YOUR GOAL:
Report, from the records below, every line where the word "title" appears.

Figure record listings
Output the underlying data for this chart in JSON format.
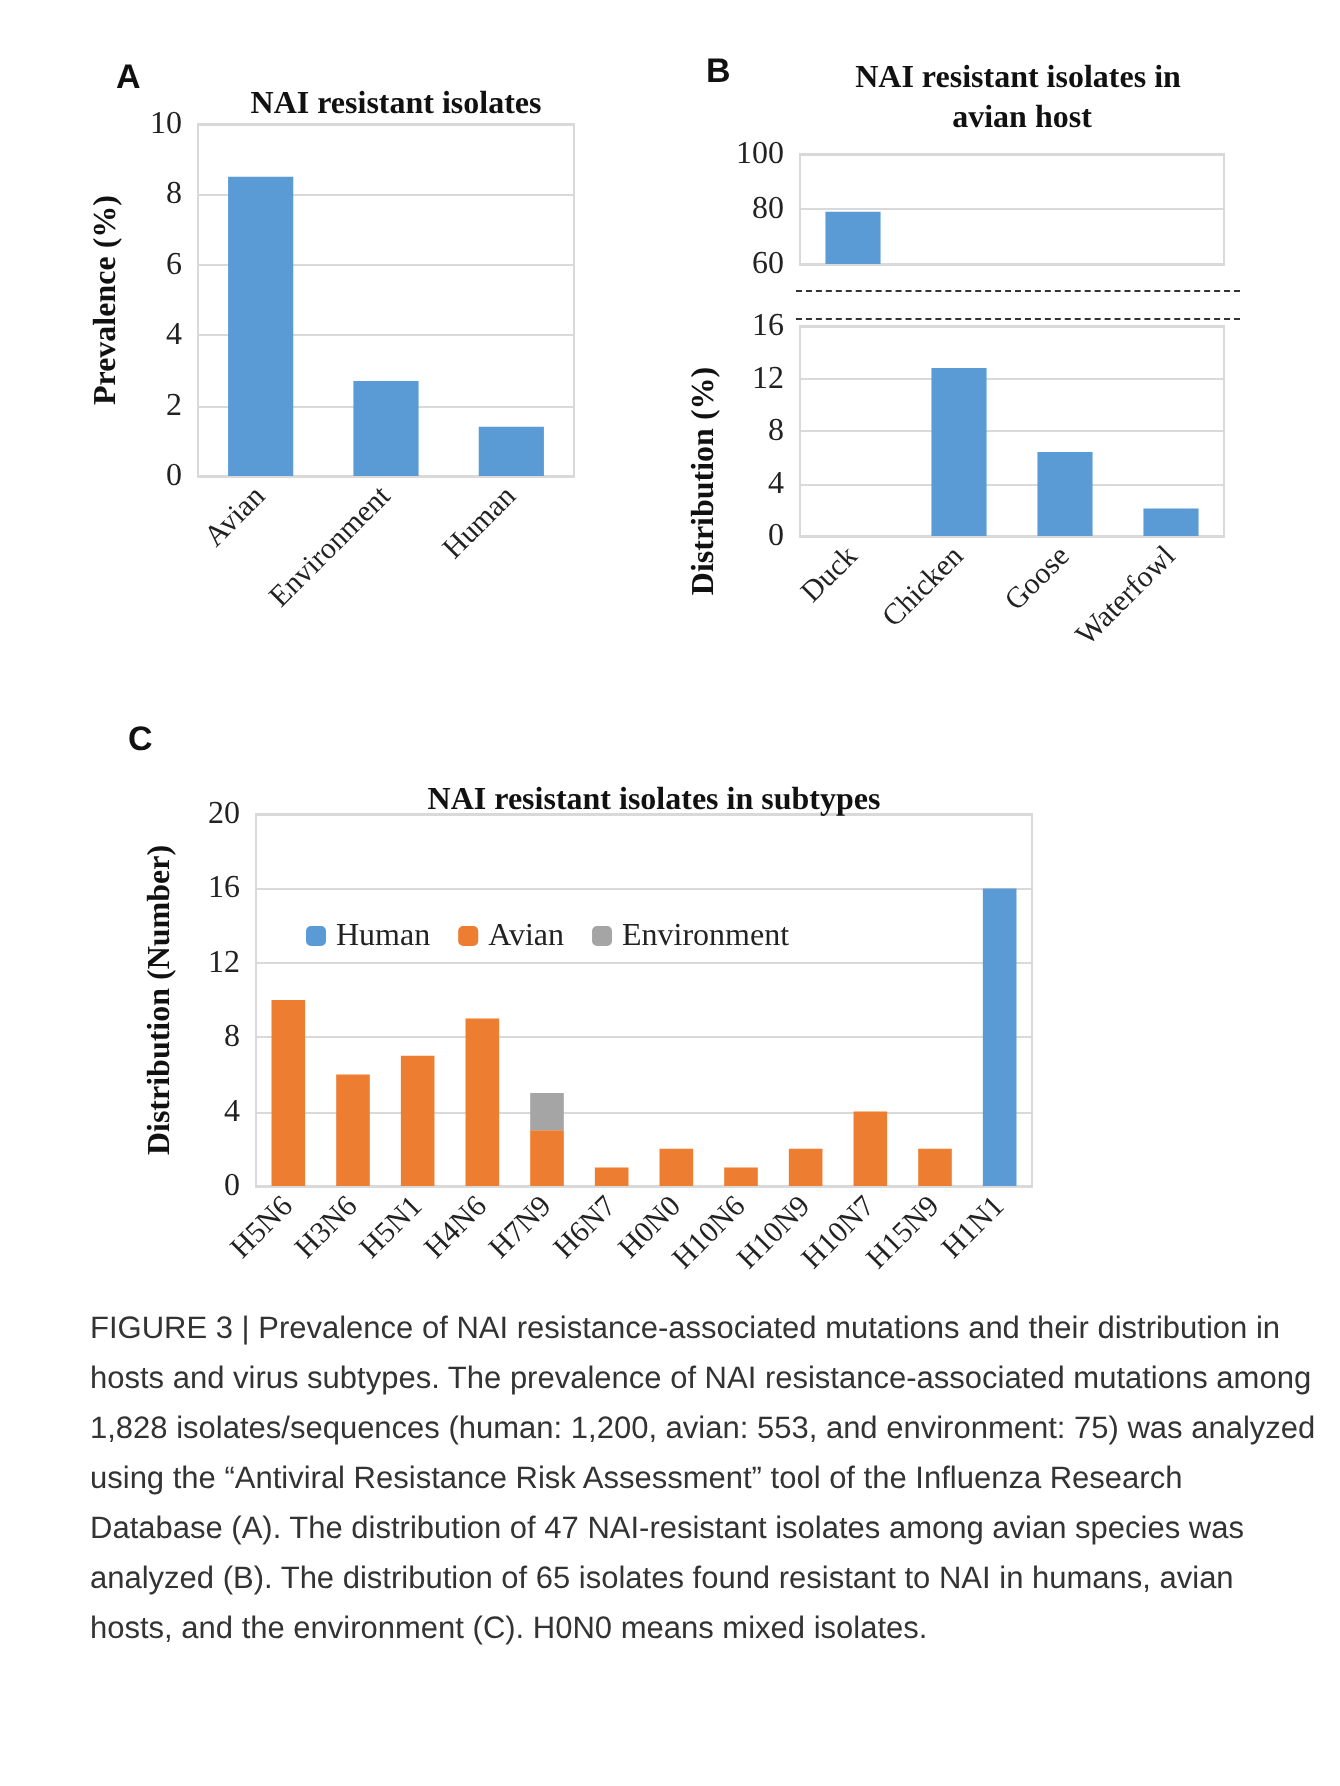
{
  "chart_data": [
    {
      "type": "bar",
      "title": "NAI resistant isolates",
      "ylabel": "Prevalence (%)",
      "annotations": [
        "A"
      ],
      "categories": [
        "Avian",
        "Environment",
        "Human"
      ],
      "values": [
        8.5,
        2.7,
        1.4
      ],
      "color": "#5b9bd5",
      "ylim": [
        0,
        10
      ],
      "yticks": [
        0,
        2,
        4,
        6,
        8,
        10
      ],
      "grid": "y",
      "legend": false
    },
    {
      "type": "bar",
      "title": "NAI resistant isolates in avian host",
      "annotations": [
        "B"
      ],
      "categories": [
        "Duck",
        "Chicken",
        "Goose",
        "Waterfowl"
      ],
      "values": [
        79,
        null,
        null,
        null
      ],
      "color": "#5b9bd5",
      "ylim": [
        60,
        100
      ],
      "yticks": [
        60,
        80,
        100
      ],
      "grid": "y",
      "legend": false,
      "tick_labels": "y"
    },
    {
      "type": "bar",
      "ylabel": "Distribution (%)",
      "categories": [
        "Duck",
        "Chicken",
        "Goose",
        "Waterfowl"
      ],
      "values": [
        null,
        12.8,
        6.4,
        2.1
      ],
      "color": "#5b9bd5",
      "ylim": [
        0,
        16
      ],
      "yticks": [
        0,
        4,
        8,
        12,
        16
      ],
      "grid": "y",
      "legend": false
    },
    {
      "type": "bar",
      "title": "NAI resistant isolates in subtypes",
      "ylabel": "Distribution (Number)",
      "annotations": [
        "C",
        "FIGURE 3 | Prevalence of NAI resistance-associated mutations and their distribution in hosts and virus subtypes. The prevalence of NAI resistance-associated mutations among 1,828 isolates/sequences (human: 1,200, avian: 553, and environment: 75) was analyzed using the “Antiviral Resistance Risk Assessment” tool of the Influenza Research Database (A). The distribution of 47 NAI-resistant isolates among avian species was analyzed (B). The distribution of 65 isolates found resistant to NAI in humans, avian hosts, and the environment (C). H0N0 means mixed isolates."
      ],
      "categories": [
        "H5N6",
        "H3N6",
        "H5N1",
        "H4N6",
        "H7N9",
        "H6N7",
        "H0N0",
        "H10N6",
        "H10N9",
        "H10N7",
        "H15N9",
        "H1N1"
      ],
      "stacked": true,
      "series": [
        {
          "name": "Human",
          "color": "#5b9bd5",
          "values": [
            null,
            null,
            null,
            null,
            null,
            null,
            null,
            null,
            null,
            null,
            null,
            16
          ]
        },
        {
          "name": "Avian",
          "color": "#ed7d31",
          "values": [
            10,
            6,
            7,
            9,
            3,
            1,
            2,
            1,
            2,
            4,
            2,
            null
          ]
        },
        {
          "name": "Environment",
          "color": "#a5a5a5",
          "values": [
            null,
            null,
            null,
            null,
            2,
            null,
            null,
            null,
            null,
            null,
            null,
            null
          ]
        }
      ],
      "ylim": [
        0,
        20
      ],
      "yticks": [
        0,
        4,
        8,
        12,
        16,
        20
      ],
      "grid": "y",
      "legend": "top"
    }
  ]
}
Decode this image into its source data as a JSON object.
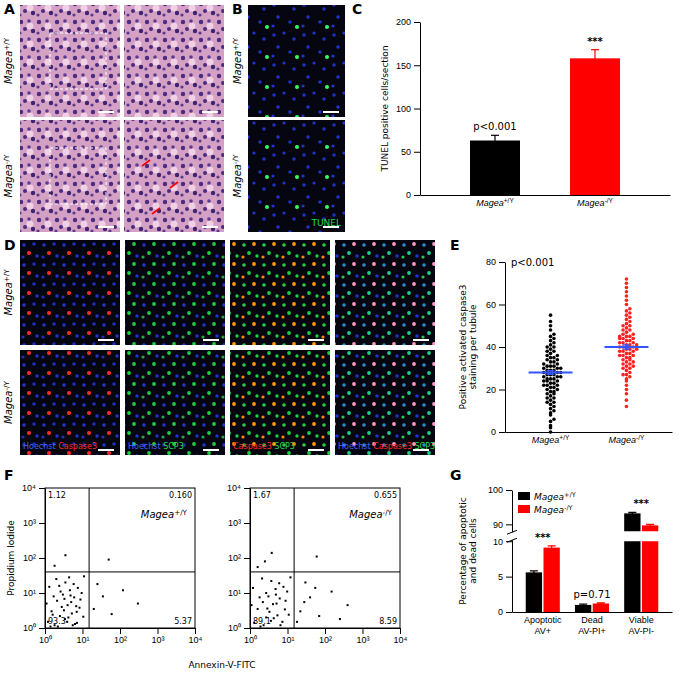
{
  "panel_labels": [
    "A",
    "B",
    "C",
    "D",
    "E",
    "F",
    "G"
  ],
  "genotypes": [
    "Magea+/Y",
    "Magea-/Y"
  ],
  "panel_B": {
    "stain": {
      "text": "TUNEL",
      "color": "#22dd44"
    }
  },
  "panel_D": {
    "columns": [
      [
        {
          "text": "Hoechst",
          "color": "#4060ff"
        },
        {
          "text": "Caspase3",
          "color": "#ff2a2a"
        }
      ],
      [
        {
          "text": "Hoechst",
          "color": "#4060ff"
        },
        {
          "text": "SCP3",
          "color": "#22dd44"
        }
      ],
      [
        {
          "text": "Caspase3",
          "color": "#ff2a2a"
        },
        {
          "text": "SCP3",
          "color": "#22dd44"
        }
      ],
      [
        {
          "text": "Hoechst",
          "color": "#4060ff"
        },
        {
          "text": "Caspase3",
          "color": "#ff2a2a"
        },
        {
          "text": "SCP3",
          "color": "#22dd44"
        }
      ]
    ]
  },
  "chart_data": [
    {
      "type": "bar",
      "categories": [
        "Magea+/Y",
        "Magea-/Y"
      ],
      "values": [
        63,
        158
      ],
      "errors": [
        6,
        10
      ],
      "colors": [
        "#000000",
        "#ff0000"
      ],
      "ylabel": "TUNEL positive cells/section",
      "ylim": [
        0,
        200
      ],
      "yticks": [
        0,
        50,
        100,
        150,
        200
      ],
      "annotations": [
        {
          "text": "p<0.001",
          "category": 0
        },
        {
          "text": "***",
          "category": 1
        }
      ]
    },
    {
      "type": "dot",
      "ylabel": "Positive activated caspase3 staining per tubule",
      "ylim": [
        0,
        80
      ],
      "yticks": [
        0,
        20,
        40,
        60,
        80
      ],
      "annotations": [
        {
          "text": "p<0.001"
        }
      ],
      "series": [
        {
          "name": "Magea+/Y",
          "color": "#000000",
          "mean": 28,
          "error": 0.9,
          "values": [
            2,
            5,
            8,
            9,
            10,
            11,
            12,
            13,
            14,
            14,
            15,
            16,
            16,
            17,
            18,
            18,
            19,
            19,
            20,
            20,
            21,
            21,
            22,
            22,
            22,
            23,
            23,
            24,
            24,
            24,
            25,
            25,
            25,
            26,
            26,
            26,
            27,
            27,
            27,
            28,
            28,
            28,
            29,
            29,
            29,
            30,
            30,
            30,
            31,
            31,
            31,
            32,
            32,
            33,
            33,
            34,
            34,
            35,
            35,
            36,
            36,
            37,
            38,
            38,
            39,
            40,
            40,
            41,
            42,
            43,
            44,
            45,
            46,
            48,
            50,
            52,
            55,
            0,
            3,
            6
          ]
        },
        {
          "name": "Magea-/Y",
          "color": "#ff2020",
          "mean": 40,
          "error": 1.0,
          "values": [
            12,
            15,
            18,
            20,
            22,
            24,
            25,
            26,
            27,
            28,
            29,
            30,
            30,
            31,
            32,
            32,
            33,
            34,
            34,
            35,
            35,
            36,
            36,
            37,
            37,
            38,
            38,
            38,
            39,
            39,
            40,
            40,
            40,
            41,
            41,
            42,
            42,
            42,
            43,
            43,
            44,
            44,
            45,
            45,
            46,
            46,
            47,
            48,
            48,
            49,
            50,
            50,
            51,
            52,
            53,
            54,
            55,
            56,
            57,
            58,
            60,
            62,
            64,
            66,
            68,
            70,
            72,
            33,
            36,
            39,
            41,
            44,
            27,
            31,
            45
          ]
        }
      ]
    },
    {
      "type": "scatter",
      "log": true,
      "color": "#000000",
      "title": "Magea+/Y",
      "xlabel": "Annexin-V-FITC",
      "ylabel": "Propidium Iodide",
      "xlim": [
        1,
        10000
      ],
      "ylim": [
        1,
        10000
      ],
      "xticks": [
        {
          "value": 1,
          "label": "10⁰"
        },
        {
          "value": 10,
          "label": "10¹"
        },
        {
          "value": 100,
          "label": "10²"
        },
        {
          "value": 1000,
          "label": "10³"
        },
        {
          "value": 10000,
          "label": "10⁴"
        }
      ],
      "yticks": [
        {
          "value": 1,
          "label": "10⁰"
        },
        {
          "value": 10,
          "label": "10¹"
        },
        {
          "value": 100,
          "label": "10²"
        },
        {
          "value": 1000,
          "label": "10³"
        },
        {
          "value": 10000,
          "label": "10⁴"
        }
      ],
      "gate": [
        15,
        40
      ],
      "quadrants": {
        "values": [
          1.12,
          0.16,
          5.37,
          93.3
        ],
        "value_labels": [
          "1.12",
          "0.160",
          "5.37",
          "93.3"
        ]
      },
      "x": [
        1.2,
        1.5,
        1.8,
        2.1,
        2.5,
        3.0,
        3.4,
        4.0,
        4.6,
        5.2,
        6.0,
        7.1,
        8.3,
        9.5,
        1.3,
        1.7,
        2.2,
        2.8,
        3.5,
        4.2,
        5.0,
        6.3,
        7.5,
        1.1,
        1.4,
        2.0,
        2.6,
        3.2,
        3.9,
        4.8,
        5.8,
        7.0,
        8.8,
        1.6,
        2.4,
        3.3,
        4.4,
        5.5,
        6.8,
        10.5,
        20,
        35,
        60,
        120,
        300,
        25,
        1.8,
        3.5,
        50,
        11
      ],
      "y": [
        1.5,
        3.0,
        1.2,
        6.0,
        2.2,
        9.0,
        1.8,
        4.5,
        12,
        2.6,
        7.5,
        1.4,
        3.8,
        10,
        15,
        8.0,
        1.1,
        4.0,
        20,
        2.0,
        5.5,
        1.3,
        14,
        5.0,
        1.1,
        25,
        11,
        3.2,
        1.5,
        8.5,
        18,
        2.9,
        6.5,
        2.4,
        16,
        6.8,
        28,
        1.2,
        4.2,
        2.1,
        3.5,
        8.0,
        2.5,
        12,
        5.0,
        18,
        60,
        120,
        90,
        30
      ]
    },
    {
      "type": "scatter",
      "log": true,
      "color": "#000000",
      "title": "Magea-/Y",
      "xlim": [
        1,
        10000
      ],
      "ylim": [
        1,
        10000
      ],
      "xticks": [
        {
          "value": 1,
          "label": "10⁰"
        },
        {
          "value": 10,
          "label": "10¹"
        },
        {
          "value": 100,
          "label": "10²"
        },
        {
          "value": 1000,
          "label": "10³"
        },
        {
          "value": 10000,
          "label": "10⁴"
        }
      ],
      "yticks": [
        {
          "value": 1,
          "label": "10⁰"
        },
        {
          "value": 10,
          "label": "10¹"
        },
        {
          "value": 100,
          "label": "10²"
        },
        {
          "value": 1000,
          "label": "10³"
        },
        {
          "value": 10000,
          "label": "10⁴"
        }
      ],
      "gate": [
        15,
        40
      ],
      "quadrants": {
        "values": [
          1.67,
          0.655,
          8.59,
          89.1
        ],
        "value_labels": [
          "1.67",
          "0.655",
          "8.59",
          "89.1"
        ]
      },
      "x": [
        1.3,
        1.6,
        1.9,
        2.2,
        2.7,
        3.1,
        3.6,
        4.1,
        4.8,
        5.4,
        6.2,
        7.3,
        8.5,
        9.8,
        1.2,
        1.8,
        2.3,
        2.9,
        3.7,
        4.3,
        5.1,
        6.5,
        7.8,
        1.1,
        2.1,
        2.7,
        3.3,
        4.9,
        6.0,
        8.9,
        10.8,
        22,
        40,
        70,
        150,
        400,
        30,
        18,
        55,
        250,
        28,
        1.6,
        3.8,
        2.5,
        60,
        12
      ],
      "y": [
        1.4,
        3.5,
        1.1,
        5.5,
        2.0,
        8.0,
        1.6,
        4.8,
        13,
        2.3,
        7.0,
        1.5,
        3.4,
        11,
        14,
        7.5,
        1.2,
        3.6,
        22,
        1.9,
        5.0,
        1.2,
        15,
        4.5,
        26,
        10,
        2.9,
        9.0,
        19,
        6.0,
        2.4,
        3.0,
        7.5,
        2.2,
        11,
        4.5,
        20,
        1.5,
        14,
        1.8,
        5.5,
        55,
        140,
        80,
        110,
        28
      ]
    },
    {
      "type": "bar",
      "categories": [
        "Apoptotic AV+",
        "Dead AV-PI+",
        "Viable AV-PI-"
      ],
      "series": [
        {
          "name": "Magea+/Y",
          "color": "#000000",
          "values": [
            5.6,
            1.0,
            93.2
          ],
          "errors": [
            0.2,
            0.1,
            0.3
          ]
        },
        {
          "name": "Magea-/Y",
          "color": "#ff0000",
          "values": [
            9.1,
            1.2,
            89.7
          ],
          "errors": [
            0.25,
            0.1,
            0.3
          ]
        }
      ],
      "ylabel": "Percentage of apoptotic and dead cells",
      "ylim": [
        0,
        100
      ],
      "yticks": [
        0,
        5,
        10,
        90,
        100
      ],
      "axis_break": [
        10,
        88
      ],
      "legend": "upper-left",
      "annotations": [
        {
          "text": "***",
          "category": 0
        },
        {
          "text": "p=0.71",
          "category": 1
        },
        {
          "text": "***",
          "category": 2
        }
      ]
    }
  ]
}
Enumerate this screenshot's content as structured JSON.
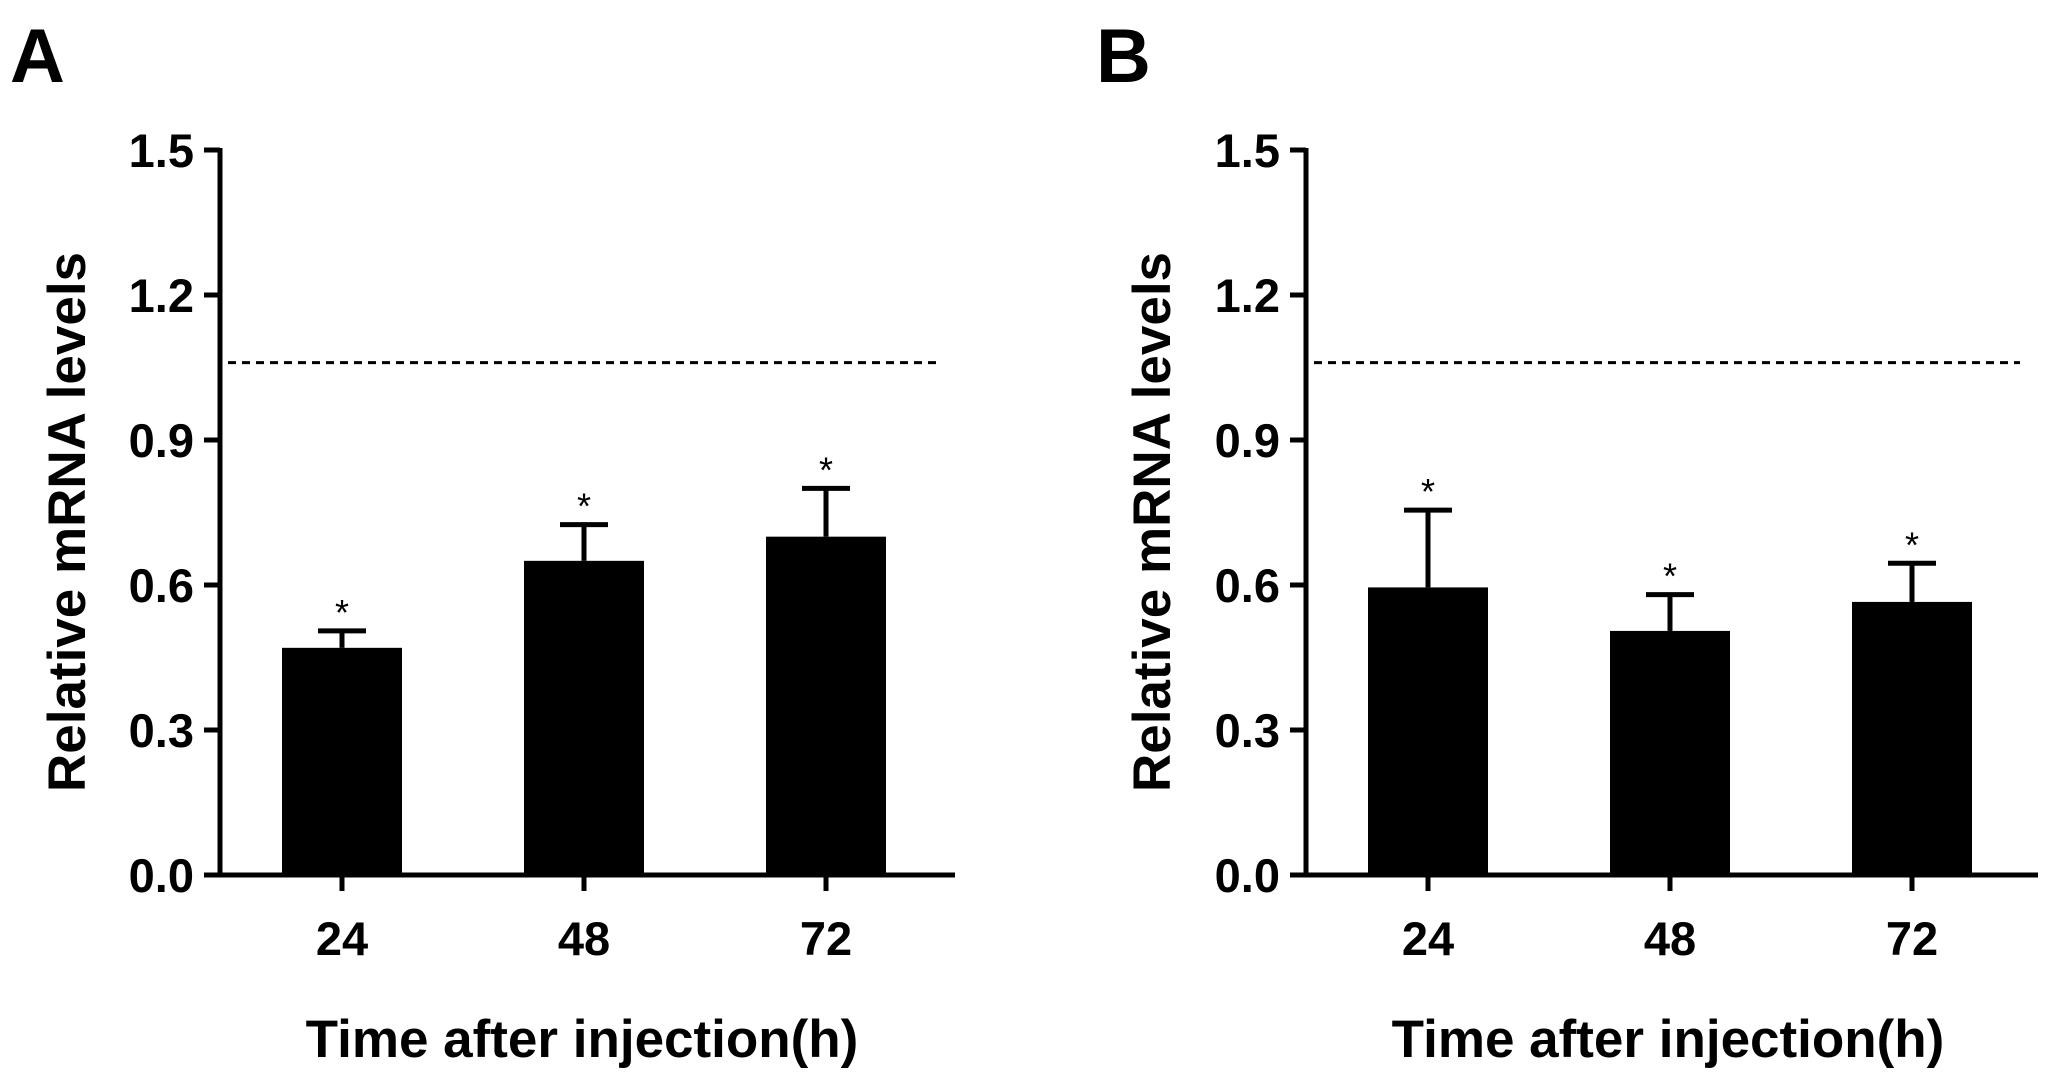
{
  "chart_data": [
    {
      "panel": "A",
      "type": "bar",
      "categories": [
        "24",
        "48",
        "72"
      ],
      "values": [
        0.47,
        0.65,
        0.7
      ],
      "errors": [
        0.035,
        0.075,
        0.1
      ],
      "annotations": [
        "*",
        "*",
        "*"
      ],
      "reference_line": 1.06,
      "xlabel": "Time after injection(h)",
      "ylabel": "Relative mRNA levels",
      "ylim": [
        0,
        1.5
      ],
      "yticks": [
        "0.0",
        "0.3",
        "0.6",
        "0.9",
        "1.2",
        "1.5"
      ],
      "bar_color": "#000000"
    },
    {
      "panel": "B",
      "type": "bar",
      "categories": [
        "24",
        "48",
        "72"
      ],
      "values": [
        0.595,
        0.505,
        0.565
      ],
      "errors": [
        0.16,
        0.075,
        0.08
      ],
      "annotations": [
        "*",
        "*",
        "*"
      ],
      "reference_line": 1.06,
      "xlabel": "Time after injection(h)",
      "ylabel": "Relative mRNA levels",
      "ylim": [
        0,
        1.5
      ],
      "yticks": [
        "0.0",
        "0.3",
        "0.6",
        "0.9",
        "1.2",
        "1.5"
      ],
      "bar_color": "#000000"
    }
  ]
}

FINISHED EXERCISE:
      "title": "NAI resistant isolates",
      "title": "NAI resistant isolates in avian host",
      "title": "NAI resistant isolates in subtypes",
      "title": "Magea+/Y",
      "title": "Magea-/Y",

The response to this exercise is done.